§ **Work required**: In full and without alteration, repeat the material.

■ ■ ■

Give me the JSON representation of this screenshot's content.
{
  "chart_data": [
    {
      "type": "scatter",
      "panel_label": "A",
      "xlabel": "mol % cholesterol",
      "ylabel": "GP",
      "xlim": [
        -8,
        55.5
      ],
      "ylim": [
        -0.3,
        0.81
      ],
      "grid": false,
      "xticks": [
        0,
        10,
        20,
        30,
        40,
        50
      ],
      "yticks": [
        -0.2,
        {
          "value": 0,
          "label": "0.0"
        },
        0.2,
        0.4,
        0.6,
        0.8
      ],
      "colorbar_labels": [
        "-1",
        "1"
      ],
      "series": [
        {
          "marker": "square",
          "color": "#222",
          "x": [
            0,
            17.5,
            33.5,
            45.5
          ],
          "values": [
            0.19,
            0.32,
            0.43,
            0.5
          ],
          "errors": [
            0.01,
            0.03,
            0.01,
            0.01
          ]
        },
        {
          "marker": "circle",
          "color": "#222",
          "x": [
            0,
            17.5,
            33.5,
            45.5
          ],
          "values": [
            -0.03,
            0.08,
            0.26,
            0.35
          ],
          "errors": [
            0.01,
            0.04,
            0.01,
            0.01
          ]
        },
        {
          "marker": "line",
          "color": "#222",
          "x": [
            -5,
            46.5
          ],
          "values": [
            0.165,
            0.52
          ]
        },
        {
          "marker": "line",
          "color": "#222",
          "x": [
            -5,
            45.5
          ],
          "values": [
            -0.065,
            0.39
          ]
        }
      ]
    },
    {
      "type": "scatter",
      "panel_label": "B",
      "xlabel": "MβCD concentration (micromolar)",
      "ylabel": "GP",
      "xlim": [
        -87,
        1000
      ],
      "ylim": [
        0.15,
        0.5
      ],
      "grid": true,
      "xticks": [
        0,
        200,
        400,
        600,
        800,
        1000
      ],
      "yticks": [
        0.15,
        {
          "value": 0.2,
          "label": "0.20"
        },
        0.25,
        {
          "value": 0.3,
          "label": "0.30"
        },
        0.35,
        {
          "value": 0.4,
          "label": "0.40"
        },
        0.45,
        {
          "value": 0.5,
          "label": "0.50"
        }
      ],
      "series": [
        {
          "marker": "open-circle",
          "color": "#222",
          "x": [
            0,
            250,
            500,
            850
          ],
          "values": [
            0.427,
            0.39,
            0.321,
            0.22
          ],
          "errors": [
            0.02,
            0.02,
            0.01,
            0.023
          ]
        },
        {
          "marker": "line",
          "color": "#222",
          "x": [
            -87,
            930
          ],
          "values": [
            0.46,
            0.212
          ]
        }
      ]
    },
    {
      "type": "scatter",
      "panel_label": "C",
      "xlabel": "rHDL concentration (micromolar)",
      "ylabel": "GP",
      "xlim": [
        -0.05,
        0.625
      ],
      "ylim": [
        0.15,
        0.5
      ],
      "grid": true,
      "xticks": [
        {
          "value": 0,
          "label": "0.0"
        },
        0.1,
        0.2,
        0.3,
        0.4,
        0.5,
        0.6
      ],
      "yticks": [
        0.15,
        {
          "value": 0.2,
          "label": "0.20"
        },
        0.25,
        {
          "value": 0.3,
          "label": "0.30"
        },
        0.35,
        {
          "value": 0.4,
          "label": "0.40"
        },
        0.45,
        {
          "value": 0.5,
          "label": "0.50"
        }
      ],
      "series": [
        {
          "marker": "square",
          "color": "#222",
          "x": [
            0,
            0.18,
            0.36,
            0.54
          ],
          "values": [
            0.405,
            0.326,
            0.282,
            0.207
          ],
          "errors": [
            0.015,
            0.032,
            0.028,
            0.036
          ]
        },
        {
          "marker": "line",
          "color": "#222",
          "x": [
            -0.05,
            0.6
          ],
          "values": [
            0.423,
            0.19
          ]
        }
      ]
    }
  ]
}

■ ■ ■

§ **Output of the exercise**:
Give me the JSON representation of this screenshot's content.
{
  "chart_data": [
    {
      "type": "scatter",
      "panel_label": "A",
      "xlabel": "mol % cholesterol",
      "ylabel": "GP",
      "xlim": [
        -8,
        55.5
      ],
      "ylim": [
        -0.3,
        0.81
      ],
      "grid": false,
      "xticks": [
        0,
        10,
        20,
        30,
        40,
        50
      ],
      "yticks": [
        -0.2,
        {
          "value": 0,
          "label": "0.0"
        },
        0.2,
        0.4,
        0.6,
        0.8
      ],
      "colorbar_labels": [
        "-1",
        "1"
      ],
      "series": [
        {
          "marker": "square",
          "color": "#222",
          "x": [
            0,
            17.5,
            33.5,
            45.5
          ],
          "values": [
            0.19,
            0.32,
            0.43,
            0.5
          ],
          "errors": [
            0.01,
            0.03,
            0.01,
            0.01
          ]
        },
        {
          "marker": "circle",
          "color": "#222",
          "x": [
            0,
            17.5,
            33.5,
            45.5
          ],
          "values": [
            -0.03,
            0.08,
            0.26,
            0.35
          ],
          "errors": [
            0.01,
            0.04,
            0.01,
            0.01
          ]
        },
        {
          "marker": "line",
          "color": "#222",
          "x": [
            -5,
            46.5
          ],
          "values": [
            0.165,
            0.52
          ]
        },
        {
          "marker": "line",
          "color": "#222",
          "x": [
            -5,
            45.5
          ],
          "values": [
            -0.065,
            0.39
          ]
        }
      ]
    },
    {
      "type": "scatter",
      "panel_label": "B",
      "xlabel": "MβCD concentration (micromolar)",
      "ylabel": "GP",
      "xlim": [
        -87,
        1000
      ],
      "ylim": [
        0.15,
        0.5
      ],
      "grid": true,
      "xticks": [
        0,
        200,
        400,
        600,
        800,
        1000
      ],
      "yticks": [
        0.15,
        {
          "value": 0.2,
          "label": "0.20"
        },
        0.25,
        {
          "value": 0.3,
          "label": "0.30"
        },
        0.35,
        {
          "value": 0.4,
          "label": "0.40"
        },
        0.45,
        {
          "value": 0.5,
          "label": "0.50"
        }
      ],
      "series": [
        {
          "marker": "open-circle",
          "color": "#222",
          "x": [
            0,
            250,
            500,
            850
          ],
          "values": [
            0.427,
            0.39,
            0.321,
            0.22
          ],
          "errors": [
            0.02,
            0.02,
            0.01,
            0.023
          ]
        },
        {
          "marker": "line",
          "color": "#222",
          "x": [
            -87,
            930
          ],
          "values": [
            0.46,
            0.212
          ]
        }
      ]
    },
    {
      "type": "scatter",
      "panel_label": "C",
      "xlabel": "rHDL concentration (micromolar)",
      "ylabel": "GP",
      "xlim": [
        -0.05,
        0.625
      ],
      "ylim": [
        0.15,
        0.5
      ],
      "grid": true,
      "xticks": [
        {
          "value": 0,
          "label": "0.0"
        },
        0.1,
        0.2,
        0.3,
        0.4,
        0.5,
        0.6
      ],
      "yticks": [
        0.15,
        {
          "value": 0.2,
          "label": "0.20"
        },
        0.25,
        {
          "value": 0.3,
          "label": "0.30"
        },
        0.35,
        {
          "value": 0.4,
          "label": "0.40"
        },
        0.45,
        {
          "value": 0.5,
          "label": "0.50"
        }
      ],
      "series": [
        {
          "marker": "square",
          "color": "#222",
          "x": [
            0,
            0.18,
            0.36,
            0.54
          ],
          "values": [
            0.405,
            0.326,
            0.282,
            0.207
          ],
          "errors": [
            0.015,
            0.032,
            0.028,
            0.036
          ]
        },
        {
          "marker": "line",
          "color": "#222",
          "x": [
            -0.05,
            0.6
          ],
          "values": [
            0.423,
            0.19
          ]
        }
      ]
    }
  ]
}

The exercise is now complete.